**Listed records:**
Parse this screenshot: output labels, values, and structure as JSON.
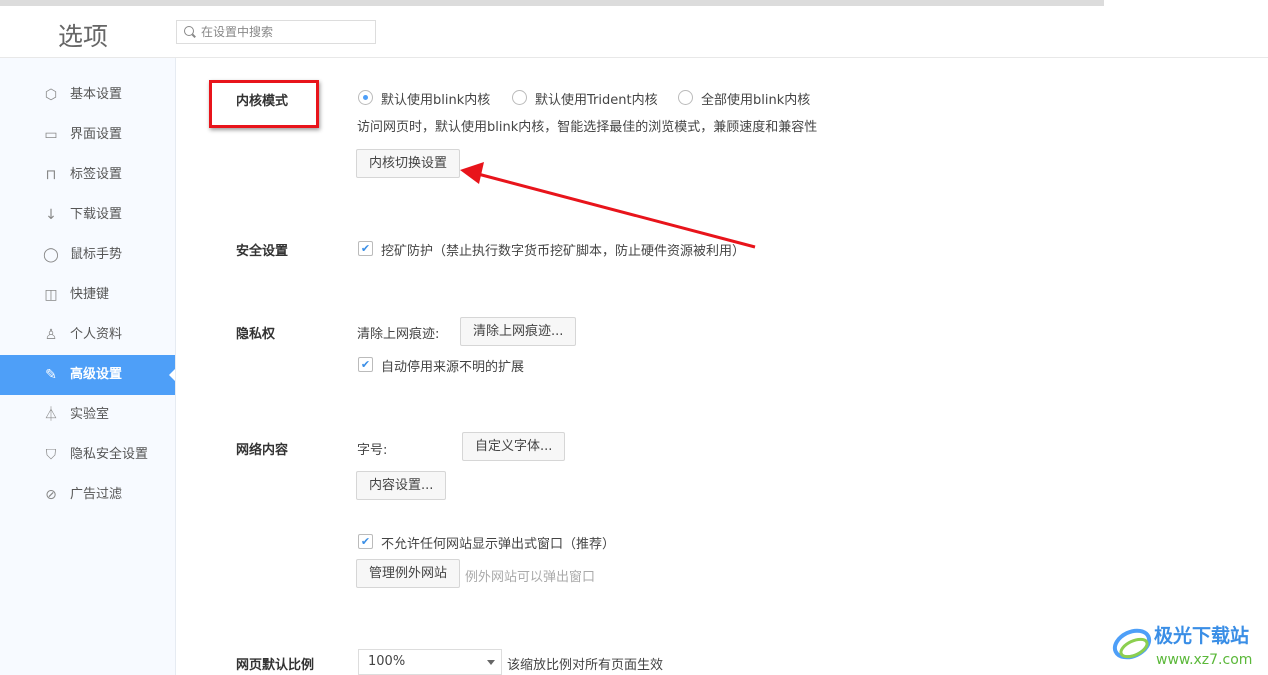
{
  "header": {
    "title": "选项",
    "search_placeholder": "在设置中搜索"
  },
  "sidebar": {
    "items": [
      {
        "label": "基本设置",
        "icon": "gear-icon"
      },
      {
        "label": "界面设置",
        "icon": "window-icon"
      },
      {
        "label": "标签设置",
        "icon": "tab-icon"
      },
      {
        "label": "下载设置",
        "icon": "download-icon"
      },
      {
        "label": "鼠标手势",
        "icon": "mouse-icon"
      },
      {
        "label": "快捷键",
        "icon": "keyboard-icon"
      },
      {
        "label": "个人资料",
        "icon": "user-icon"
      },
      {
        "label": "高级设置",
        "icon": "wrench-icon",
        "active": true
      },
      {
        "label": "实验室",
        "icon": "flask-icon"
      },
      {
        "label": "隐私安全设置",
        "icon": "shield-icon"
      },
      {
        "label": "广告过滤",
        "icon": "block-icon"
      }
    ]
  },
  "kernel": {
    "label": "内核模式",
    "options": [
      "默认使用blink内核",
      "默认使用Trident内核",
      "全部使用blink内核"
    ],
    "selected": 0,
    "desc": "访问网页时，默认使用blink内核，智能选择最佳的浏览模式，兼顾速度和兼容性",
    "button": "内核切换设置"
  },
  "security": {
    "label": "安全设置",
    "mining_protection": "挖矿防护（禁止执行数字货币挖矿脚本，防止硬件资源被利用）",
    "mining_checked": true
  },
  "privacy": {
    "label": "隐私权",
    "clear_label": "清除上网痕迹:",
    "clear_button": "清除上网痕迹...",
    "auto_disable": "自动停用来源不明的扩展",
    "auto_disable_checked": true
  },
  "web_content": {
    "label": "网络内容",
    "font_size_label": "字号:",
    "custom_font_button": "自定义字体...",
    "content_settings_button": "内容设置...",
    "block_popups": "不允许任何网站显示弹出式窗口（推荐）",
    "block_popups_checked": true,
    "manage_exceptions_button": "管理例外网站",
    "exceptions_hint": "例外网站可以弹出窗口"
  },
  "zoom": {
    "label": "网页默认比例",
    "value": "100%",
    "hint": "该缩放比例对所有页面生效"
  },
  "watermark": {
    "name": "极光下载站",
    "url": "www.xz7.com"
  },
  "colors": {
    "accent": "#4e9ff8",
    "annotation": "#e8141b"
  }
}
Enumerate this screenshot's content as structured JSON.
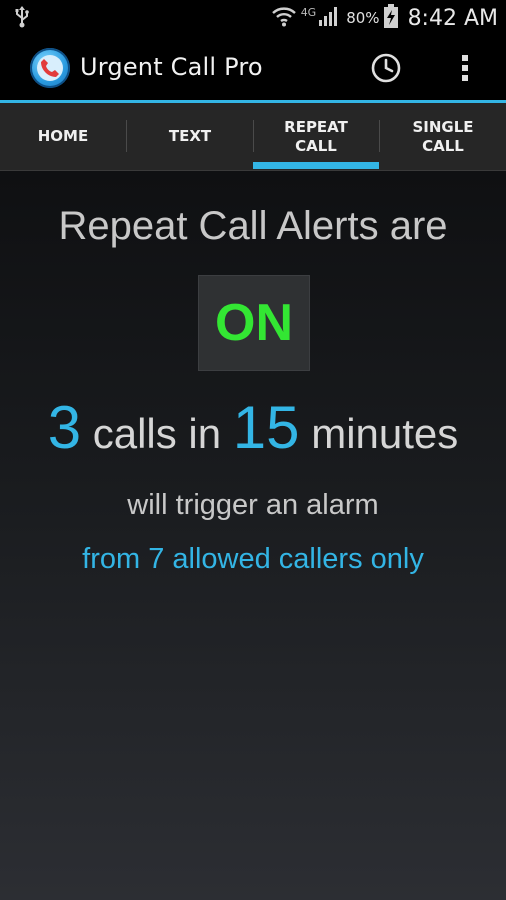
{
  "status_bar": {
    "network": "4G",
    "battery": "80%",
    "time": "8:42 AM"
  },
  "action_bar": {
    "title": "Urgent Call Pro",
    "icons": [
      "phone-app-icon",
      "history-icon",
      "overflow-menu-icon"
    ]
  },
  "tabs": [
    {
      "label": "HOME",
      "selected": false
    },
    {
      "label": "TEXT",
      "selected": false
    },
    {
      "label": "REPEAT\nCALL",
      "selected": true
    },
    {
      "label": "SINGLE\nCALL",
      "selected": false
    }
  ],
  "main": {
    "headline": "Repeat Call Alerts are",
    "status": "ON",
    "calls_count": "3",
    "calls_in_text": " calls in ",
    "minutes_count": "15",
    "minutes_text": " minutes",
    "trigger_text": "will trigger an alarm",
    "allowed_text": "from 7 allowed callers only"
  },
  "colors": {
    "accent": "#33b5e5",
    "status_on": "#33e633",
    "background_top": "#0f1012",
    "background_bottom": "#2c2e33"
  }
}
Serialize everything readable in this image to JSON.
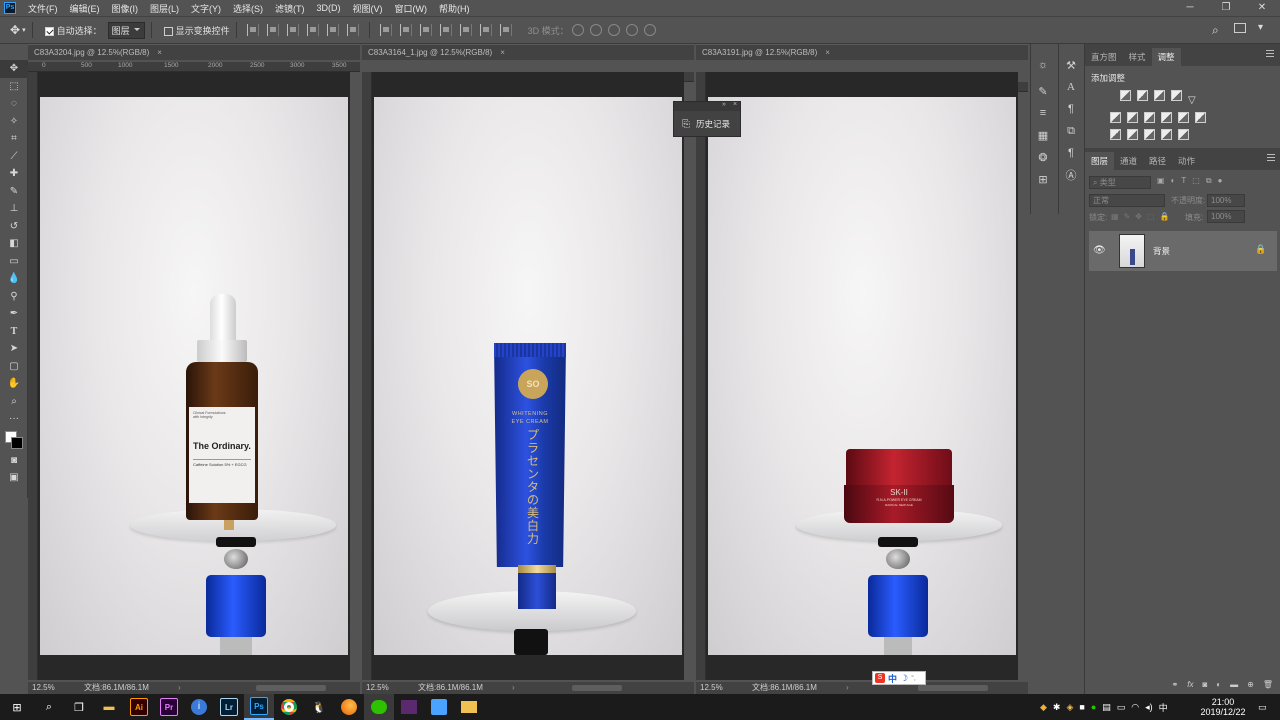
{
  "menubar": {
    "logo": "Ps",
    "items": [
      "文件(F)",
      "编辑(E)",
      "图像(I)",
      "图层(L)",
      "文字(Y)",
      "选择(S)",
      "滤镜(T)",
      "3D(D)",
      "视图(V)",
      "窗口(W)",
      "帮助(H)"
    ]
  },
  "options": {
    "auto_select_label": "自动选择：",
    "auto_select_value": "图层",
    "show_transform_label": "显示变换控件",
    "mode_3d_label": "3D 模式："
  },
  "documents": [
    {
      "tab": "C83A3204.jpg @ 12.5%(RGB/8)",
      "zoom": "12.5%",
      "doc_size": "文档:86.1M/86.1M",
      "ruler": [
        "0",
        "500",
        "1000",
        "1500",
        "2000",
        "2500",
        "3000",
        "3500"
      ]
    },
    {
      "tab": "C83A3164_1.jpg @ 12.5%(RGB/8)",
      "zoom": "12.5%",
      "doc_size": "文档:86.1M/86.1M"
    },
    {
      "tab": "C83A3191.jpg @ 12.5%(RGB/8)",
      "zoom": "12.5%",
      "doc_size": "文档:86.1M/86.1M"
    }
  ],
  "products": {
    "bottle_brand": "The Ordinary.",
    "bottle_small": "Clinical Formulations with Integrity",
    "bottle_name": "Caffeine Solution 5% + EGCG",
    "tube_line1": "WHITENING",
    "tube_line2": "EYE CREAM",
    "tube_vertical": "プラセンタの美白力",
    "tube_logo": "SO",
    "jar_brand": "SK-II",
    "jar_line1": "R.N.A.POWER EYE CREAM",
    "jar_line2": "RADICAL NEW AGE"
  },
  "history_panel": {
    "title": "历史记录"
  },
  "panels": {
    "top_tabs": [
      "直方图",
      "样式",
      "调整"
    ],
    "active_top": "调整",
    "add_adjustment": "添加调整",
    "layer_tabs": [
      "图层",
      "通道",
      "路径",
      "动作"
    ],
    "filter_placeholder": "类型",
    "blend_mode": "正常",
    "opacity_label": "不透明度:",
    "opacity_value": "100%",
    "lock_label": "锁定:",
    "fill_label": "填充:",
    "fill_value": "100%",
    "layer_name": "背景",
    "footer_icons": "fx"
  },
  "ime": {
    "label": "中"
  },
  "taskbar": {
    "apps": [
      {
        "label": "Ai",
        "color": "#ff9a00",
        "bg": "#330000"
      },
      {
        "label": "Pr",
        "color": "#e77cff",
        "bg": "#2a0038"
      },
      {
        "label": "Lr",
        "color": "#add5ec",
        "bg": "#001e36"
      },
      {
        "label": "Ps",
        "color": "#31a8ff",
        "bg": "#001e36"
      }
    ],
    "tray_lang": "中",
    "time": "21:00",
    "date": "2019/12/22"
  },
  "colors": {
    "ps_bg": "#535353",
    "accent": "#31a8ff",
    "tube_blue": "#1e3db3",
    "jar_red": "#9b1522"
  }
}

**The problem:** Retype each record exactly as it stands, but do not include the pictures.

**Result for this task:**
Parse this screenshot: output labels, values, and structure as JSON.
{
  "header": {
    "title": "选项",
    "search_placeholder": "在设置中搜索"
  },
  "sidebar": {
    "items": [
      {
        "label": "基本设置",
        "icon": "gear-icon"
      },
      {
        "label": "界面设置",
        "icon": "window-icon"
      },
      {
        "label": "标签设置",
        "icon": "tab-icon"
      },
      {
        "label": "下载设置",
        "icon": "download-icon"
      },
      {
        "label": "鼠标手势",
        "icon": "mouse-icon"
      },
      {
        "label": "快捷键",
        "icon": "keyboard-icon"
      },
      {
        "label": "个人资料",
        "icon": "user-icon"
      },
      {
        "label": "高级设置",
        "icon": "wrench-icon",
        "active": true
      },
      {
        "label": "实验室",
        "icon": "flask-icon"
      },
      {
        "label": "隐私安全设置",
        "icon": "shield-icon"
      },
      {
        "label": "广告过滤",
        "icon": "block-icon"
      }
    ]
  },
  "kernel": {
    "label": "内核模式",
    "options": [
      "默认使用blink内核",
      "默认使用Trident内核",
      "全部使用blink内核"
    ],
    "selected": 0,
    "desc": "访问网页时，默认使用blink内核，智能选择最佳的浏览模式，兼顾速度和兼容性",
    "button": "内核切换设置"
  },
  "security": {
    "label": "安全设置",
    "mining_protection": "挖矿防护（禁止执行数字货币挖矿脚本，防止硬件资源被利用）",
    "mining_checked": true
  },
  "privacy": {
    "label": "隐私权",
    "clear_label": "清除上网痕迹:",
    "clear_button": "清除上网痕迹...",
    "auto_disable": "自动停用来源不明的扩展",
    "auto_disable_checked": true
  },
  "web_content": {
    "label": "网络内容",
    "font_size_label": "字号:",
    "custom_font_button": "自定义字体...",
    "content_settings_button": "内容设置...",
    "block_popups": "不允许任何网站显示弹出式窗口（推荐）",
    "block_popups_checked": true,
    "manage_exceptions_button": "管理例外网站",
    "exceptions_hint": "例外网站可以弹出窗口"
  },
  "zoom": {
    "label": "网页默认比例",
    "value": "100%",
    "hint": "该缩放比例对所有页面生效"
  },
  "watermark": {
    "name": "极光下载站",
    "url": "www.xz7.com"
  },
  "colors": {
    "accent": "#4e9ff8",
    "annotation": "#e8141b"
  }
}
Enumerate this screenshot's content as structured JSON.
{
  "status_bar": {
    "network": "4G",
    "battery": "80%",
    "time": "8:42 AM"
  },
  "action_bar": {
    "title": "Urgent Call Pro",
    "icons": [
      "phone-app-icon",
      "history-icon",
      "overflow-menu-icon"
    ]
  },
  "tabs": [
    {
      "label": "HOME",
      "selected": false
    },
    {
      "label": "TEXT",
      "selected": false
    },
    {
      "label": "REPEAT\nCALL",
      "selected": true
    },
    {
      "label": "SINGLE\nCALL",
      "selected": false
    }
  ],
  "main": {
    "headline": "Repeat Call Alerts are",
    "status": "ON",
    "calls_count": "3",
    "calls_in_text": " calls in ",
    "minutes_count": "15",
    "minutes_text": " minutes",
    "trigger_text": "will trigger an alarm",
    "allowed_text": "from 7 allowed callers only"
  },
  "colors": {
    "accent": "#33b5e5",
    "status_on": "#33e633",
    "background_top": "#0f1012",
    "background_bottom": "#2c2e33"
  }
}
Serialize everything readable in this image to JSON.
{
  "menubar": {
    "logo": "Ps",
    "items": [
      "文件(F)",
      "编辑(E)",
      "图像(I)",
      "图层(L)",
      "文字(Y)",
      "选择(S)",
      "滤镜(T)",
      "3D(D)",
      "视图(V)",
      "窗口(W)",
      "帮助(H)"
    ]
  },
  "options": {
    "auto_select_label": "自动选择：",
    "auto_select_value": "图层",
    "show_transform_label": "显示变换控件",
    "mode_3d_label": "3D 模式："
  },
  "documents": [
    {
      "tab": "C83A3204.jpg @ 12.5%(RGB/8)",
      "zoom": "12.5%",
      "doc_size": "文档:86.1M/86.1M",
      "ruler": [
        "0",
        "500",
        "1000",
        "1500",
        "2000",
        "2500",
        "3000",
        "3500"
      ]
    },
    {
      "tab": "C83A3164_1.jpg @ 12.5%(RGB/8)",
      "zoom": "12.5%",
      "doc_size": "文档:86.1M/86.1M"
    },
    {
      "tab": "C83A3191.jpg @ 12.5%(RGB/8)",
      "zoom": "12.5%",
      "doc_size": "文档:86.1M/86.1M"
    }
  ],
  "products": {
    "bottle_brand": "The Ordinary.",
    "bottle_small": "Clinical Formulations with Integrity",
    "bottle_name": "Caffeine Solution 5% + EGCG",
    "tube_line1": "WHITENING",
    "tube_line2": "EYE CREAM",
    "tube_vertical": "プラセンタの美白力",
    "tube_logo": "SO",
    "jar_brand": "SK-II",
    "jar_line1": "R.N.A.POWER EYE CREAM",
    "jar_line2": "RADICAL NEW AGE"
  },
  "history_panel": {
    "title": "历史记录"
  },
  "panels": {
    "top_tabs": [
      "直方图",
      "样式",
      "调整"
    ],
    "active_top": "调整",
    "add_adjustment": "添加调整",
    "layer_tabs": [
      "图层",
      "通道",
      "路径",
      "动作"
    ],
    "filter_placeholder": "类型",
    "blend_mode": "正常",
    "opacity_label": "不透明度:",
    "opacity_value": "100%",
    "lock_label": "锁定:",
    "fill_label": "填充:",
    "fill_value": "100%",
    "layer_name": "背景",
    "footer_icons": "fx"
  },
  "ime": {
    "label": "中"
  },
  "taskbar": {
    "apps": [
      {
        "label": "Ai",
        "color": "#ff9a00",
        "bg": "#330000"
      },
      {
        "label": "Pr",
        "color": "#e77cff",
        "bg": "#2a0038"
      },
      {
        "label": "Lr",
        "color": "#add5ec",
        "bg": "#001e36"
      },
      {
        "label": "Ps",
        "color": "#31a8ff",
        "bg": "#001e36"
      }
    ],
    "tray_lang": "中",
    "time": "21:00",
    "date": "2019/12/22"
  },
  "colors": {
    "ps_bg": "#535353",
    "accent": "#31a8ff",
    "tube_blue": "#1e3db3",
    "jar_red": "#9b1522"
  }
}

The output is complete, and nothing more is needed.